*PROBLEM STATEMENT*: Repeat the part of the listing that opens with the line containing "marginal-param-2-title-upper: +0.03 —" and closes with the line containing "joint-param-2-param-3-point-182 — [390, 548, 393, 551]", keeping every line unchanged.
++++++++++
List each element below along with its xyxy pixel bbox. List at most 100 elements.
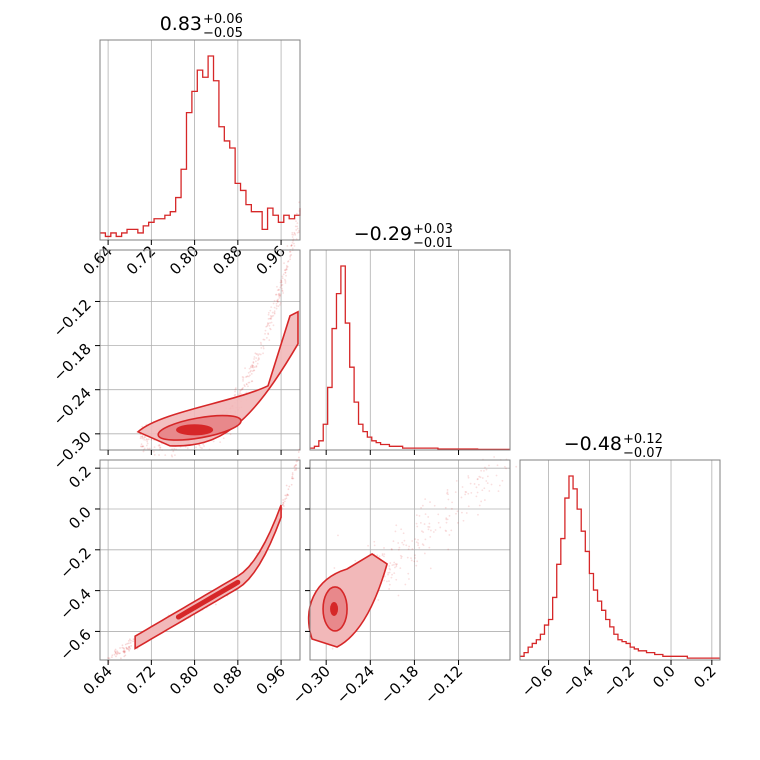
marginal-param-2-title-upper: +0.03 — [413, 222, 453, 237]
joint-param-2-param-3-point-118 — [411, 540, 414, 542]
joint-param-1-param-2-point-351 — [222, 437, 225, 440]
marginal-param-2-bin-8 — [345, 323, 349, 450]
joint-param-2-param-3-point-126 — [467, 475, 470, 477]
joint-param-1-param-2-point-303 — [174, 454, 176, 457]
joint-param-1-param-2-point-289 — [276, 299, 279, 302]
joint-param-1-param-3-point-171 — [291, 477, 293, 480]
joint-param-1-param-2-point-435 — [202, 443, 205, 446]
marginal-param-3-step-line — [520, 475, 720, 659]
marginal-param-3-xtick-label-0: −0.6 — [518, 662, 556, 700]
joint-param-1-param-2-point-236 — [158, 444, 161, 447]
marginal-param-2-frame — [309, 249, 511, 451]
marginal-param-1-xtick-label-3: 0.88 — [209, 242, 245, 278]
joint-param-2-param-3-point-55 — [416, 560, 419, 563]
joint-param-1-param-3-point-280 — [117, 651, 119, 654]
joint-param-2-param-3-point-419 — [430, 529, 432, 532]
joint-param-1-param-3-point-387 — [295, 468, 298, 471]
marginal-param-2-bin-10 — [354, 402, 358, 450]
joint-param-2-param-3-point-216 — [465, 491, 468, 494]
joint-param-1-param-2-point-16 — [284, 282, 287, 284]
joint-param-1-param-2-point-251 — [141, 437, 144, 440]
joint-param-1-param-2-point-93 — [295, 220, 297, 222]
joint-param-1-param-2-point-471 — [264, 329, 267, 332]
joint-param-2-param-3-xtick-label-2: −0.18 — [377, 662, 422, 707]
joint-param-1-param-3-point-13 — [291, 473, 294, 476]
joint-param-1-param-3-point-64 — [128, 639, 130, 642]
joint-param-1-param-2-point-33 — [284, 271, 287, 274]
joint-param-2-param-3-point-120 — [446, 491, 449, 494]
joint-param-2-param-3-point-123 — [461, 486, 464, 488]
joint-param-2-param-3-point-226 — [488, 464, 490, 467]
joint-param-1-param-3-point-43 — [282, 505, 285, 507]
joint-param-1-param-3-point-415 — [128, 646, 131, 649]
joint-param-2-param-3-point-403 — [429, 567, 432, 570]
joint-param-2-param-3-point-100 — [417, 538, 419, 541]
joint-param-1-param-2-point-343 — [292, 239, 294, 242]
joint-param-2-param-3-point-279 — [424, 498, 427, 501]
joint-param-2-param-3-point-182 — [390, 548, 393, 551]
marginal-param-3-xtick-label-1: −0.4 — [559, 662, 597, 700]
joint-param-1-param-2-point-406 — [142, 450, 145, 453]
joint-param-1-param-2-point-226 — [298, 210, 301, 212]
joint-param-2-param-3-point-243 — [475, 495, 478, 498]
joint-param-1-param-2-point-91 — [280, 280, 283, 282]
joint-param-1-param-3-ytick-label-0: −0.6 — [56, 626, 94, 664]
joint-param-1-param-2-point-318 — [273, 299, 276, 302]
joint-param-2-param-3-point-292 — [432, 531, 435, 533]
joint-param-2-param-3-point-268 — [381, 553, 384, 555]
joint-param-2-param-3-point-40 — [417, 544, 420, 547]
joint-param-2-param-3-point-342 — [390, 548, 393, 550]
joint-param-1-param-2-point-217 — [153, 446, 156, 449]
joint-param-1-param-2-point-288 — [262, 338, 265, 341]
joint-param-2-param-3-point-317 — [388, 565, 391, 567]
joint-param-1-param-2-point-311 — [145, 439, 147, 441]
joint-param-1-param-2-point-210 — [239, 389, 242, 392]
joint-param-1-param-2-point-332 — [255, 365, 258, 367]
joint-param-1-param-2-point-378 — [267, 322, 269, 324]
joint-param-2-param-3-contour-core — [330, 601, 339, 616]
joint-param-2-param-3-point-64 — [455, 479, 458, 482]
joint-param-2-param-3-point-152 — [404, 583, 407, 586]
joint-param-1-param-2-point-429 — [276, 289, 279, 292]
joint-param-1-param-2-point-357 — [252, 364, 255, 367]
marginal-param-1-bin-22 — [219, 127, 224, 240]
joint-param-2-param-3-point-306 — [447, 493, 449, 496]
joint-param-1-param-2-point-184 — [254, 360, 257, 363]
joint-param-1-param-2-point-301 — [141, 445, 144, 448]
joint-param-1-param-2-point-136 — [267, 313, 270, 316]
joint-param-2-param-3-point-44 — [421, 543, 424, 546]
joint-param-2-param-3-point-103 — [393, 572, 396, 575]
joint-param-2-param-3-point-354 — [337, 534, 339, 537]
joint-param-1-param-2-point-344 — [242, 378, 244, 381]
joint-param-1-param-2-point-275 — [285, 266, 288, 269]
marginal-param-1-bin-24 — [230, 148, 235, 240]
joint-param-1-param-3-point-243 — [298, 456, 300, 459]
joint-param-2-param-3-point-212 — [400, 557, 403, 560]
joint-param-1-param-2-point-0 — [139, 437, 142, 440]
joint-param-1-param-2-point-246 — [282, 292, 285, 294]
joint-param-1-param-3-point-351 — [285, 494, 288, 497]
joint-param-1-param-2-point-48 — [280, 281, 283, 283]
marginal-param-1-bin-11 — [159, 219, 164, 240]
joint-param-1-param-2-point-270 — [289, 250, 292, 253]
joint-param-2-param-3-point-253 — [480, 500, 483, 503]
joint-param-2-param-3-point-14 — [405, 544, 408, 547]
joint-param-2-param-3-point-16 — [418, 546, 421, 549]
joint-param-2-param-3-point-21 — [495, 474, 498, 477]
joint-param-2-param-3-point-164 — [470, 491, 473, 494]
joint-param-1-param-2-point-41 — [283, 262, 285, 265]
joint-param-2-param-3-point-281 — [446, 489, 449, 491]
joint-param-2-param-3-point-187 — [396, 563, 398, 566]
marginal-param-1-bin-4 — [122, 233, 127, 240]
joint-param-1-param-3-xtick-label-3: 0.88 — [209, 662, 245, 698]
joint-param-1-param-2-point-495 — [186, 447, 189, 450]
marginal-param-3-bin-31 — [647, 653, 651, 660]
joint-param-2-param-3-point-204 — [331, 647, 334, 650]
joint-param-1-param-3-point-92 — [125, 647, 128, 650]
joint-param-1-param-3-point-325 — [126, 642, 129, 645]
joint-param-2-param-3-point-119 — [373, 544, 376, 547]
joint-param-2-param-3-point-128 — [394, 530, 397, 533]
joint-param-1-param-2-point-235 — [153, 454, 156, 456]
marginal-param-3-bin-13 — [573, 489, 577, 660]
++++++++++
*WRITTEN RESPONSE*:
marginal-param-2-title-upper: +0.03 — [413, 222, 453, 237]
joint-param-2-param-3-point-118 — [411, 540, 414, 542]
joint-param-1-param-2-point-351 — [222, 437, 225, 440]
marginal-param-2-bin-8 — [345, 323, 349, 450]
joint-param-2-param-3-point-126 — [467, 475, 470, 477]
joint-param-1-param-2-point-303 — [174, 454, 176, 457]
joint-param-1-param-2-point-289 — [276, 299, 279, 302]
joint-param-1-param-3-point-171 — [291, 477, 293, 480]
joint-param-1-param-2-point-435 — [202, 443, 205, 446]
marginal-param-3-step-line — [520, 475, 720, 659]
marginal-param-3-xtick-label-0: −0.6 — [518, 662, 556, 700]
joint-param-1-param-2-point-236 — [158, 444, 161, 447]
marginal-param-2-frame — [309, 249, 511, 451]
marginal-param-1-xtick-label-3: 0.88 — [209, 242, 245, 278]
joint-param-2-param-3-point-55 — [416, 560, 419, 563]
joint-param-1-param-3-point-280 — [117, 651, 119, 654]
joint-param-2-param-3-point-419 — [430, 529, 432, 532]
joint-param-1-param-3-point-387 — [295, 468, 298, 471]
marginal-param-2-bin-10 — [354, 402, 358, 450]
joint-param-2-param-3-point-216 — [465, 491, 468, 494]
joint-param-1-param-2-point-16 — [284, 282, 287, 284]
joint-param-1-param-2-point-251 — [141, 437, 144, 440]
joint-param-1-param-2-point-93 — [295, 220, 297, 222]
joint-param-1-param-2-point-471 — [264, 329, 267, 332]
joint-param-2-param-3-xtick-label-2: −0.18 — [377, 662, 422, 707]
joint-param-1-param-3-point-13 — [291, 473, 294, 476]
joint-param-1-param-3-point-64 — [128, 639, 130, 642]
joint-param-1-param-2-point-33 — [284, 271, 287, 274]
joint-param-2-param-3-point-120 — [446, 491, 449, 494]
joint-param-2-param-3-point-123 — [461, 486, 464, 488]
joint-param-2-param-3-point-226 — [488, 464, 490, 467]
joint-param-1-param-3-point-43 — [282, 505, 285, 507]
joint-param-1-param-3-point-415 — [128, 646, 131, 649]
joint-param-2-param-3-point-403 — [429, 567, 432, 570]
joint-param-2-param-3-point-100 — [417, 538, 419, 541]
joint-param-1-param-2-point-343 — [292, 239, 294, 242]
joint-param-2-param-3-point-279 — [424, 498, 427, 501]
joint-param-2-param-3-point-182 — [390, 548, 393, 551]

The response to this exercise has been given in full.